WORK REQUIRED → In the material below, count the lines with the word "accountant" and state that number only.

STORED DATA →
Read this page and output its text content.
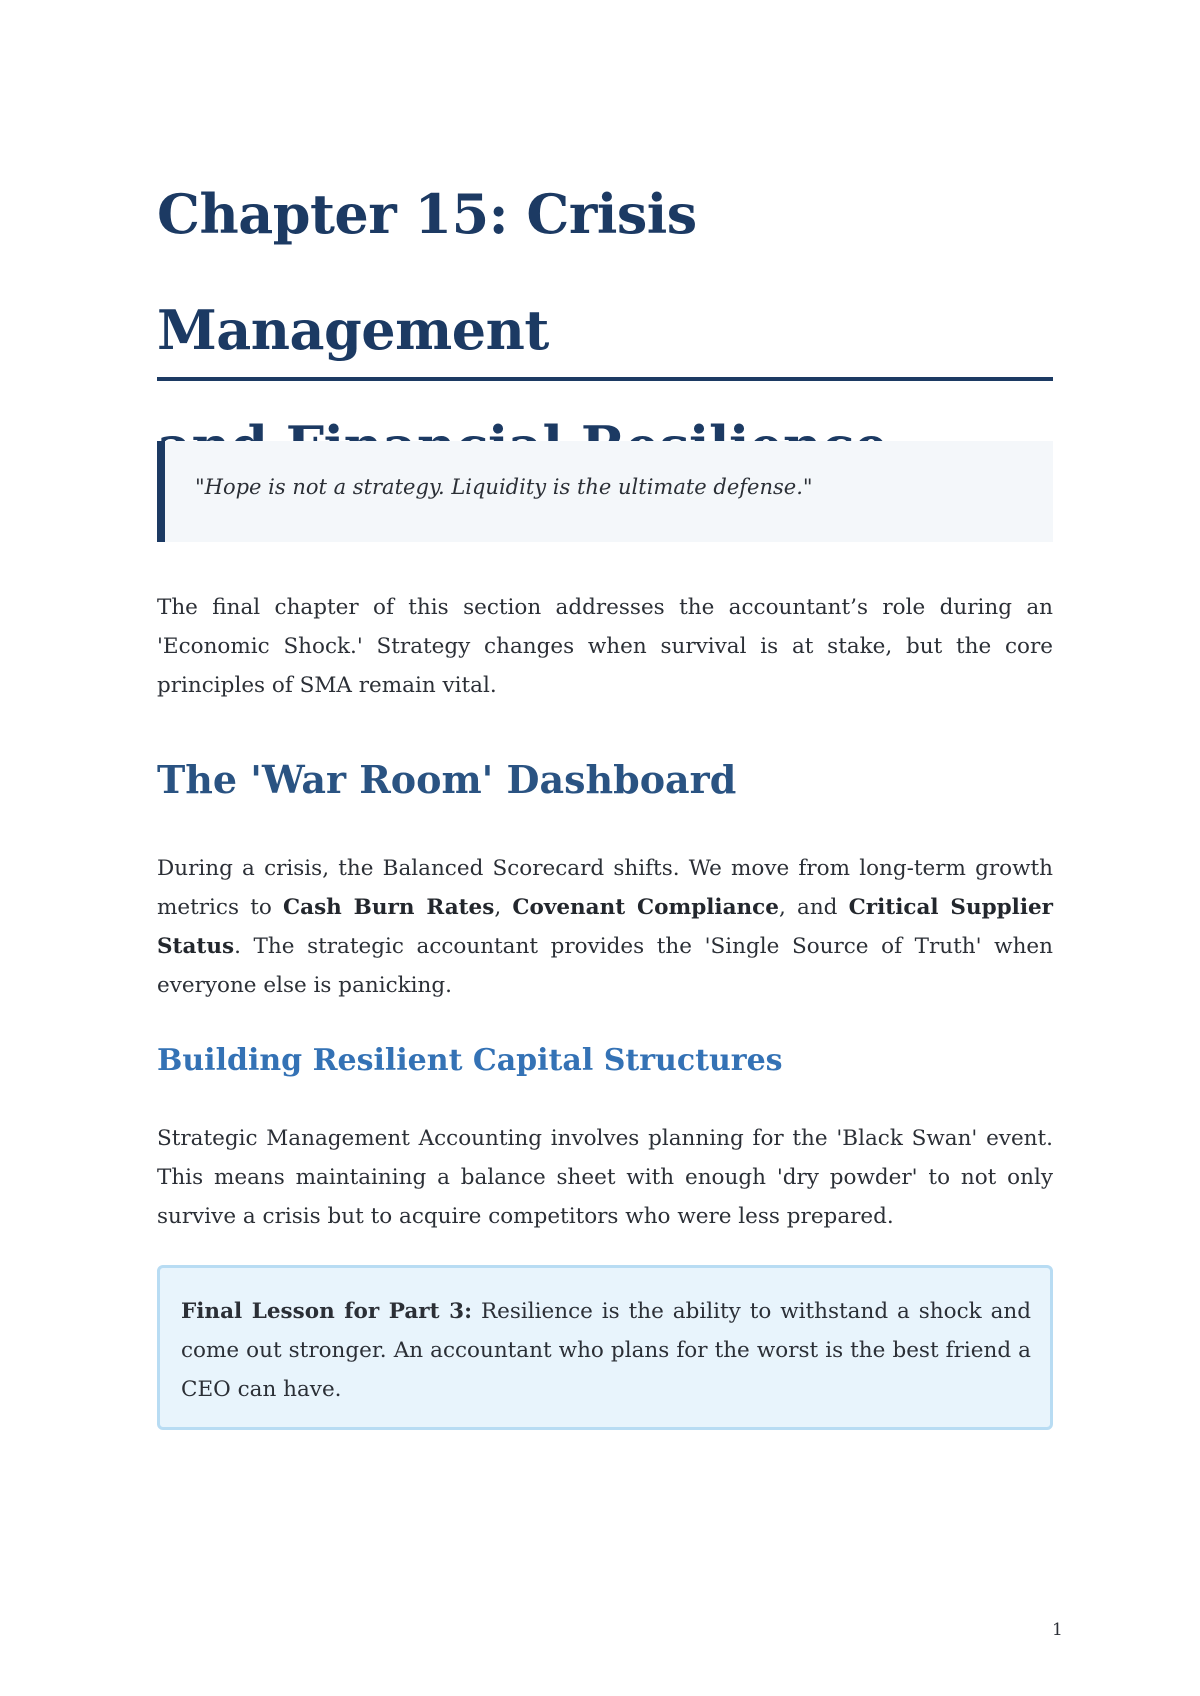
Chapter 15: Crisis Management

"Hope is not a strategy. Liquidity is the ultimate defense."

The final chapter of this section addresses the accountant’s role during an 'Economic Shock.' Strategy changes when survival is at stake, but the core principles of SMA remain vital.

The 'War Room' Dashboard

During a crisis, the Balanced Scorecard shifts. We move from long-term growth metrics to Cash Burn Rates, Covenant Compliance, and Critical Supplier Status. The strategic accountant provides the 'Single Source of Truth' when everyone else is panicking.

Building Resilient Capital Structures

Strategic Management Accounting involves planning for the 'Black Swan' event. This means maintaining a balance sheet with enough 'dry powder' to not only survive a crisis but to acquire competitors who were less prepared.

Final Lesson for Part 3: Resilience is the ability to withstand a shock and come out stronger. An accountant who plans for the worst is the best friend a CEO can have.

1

RESPONSE FOR THIS EXERCISE → 3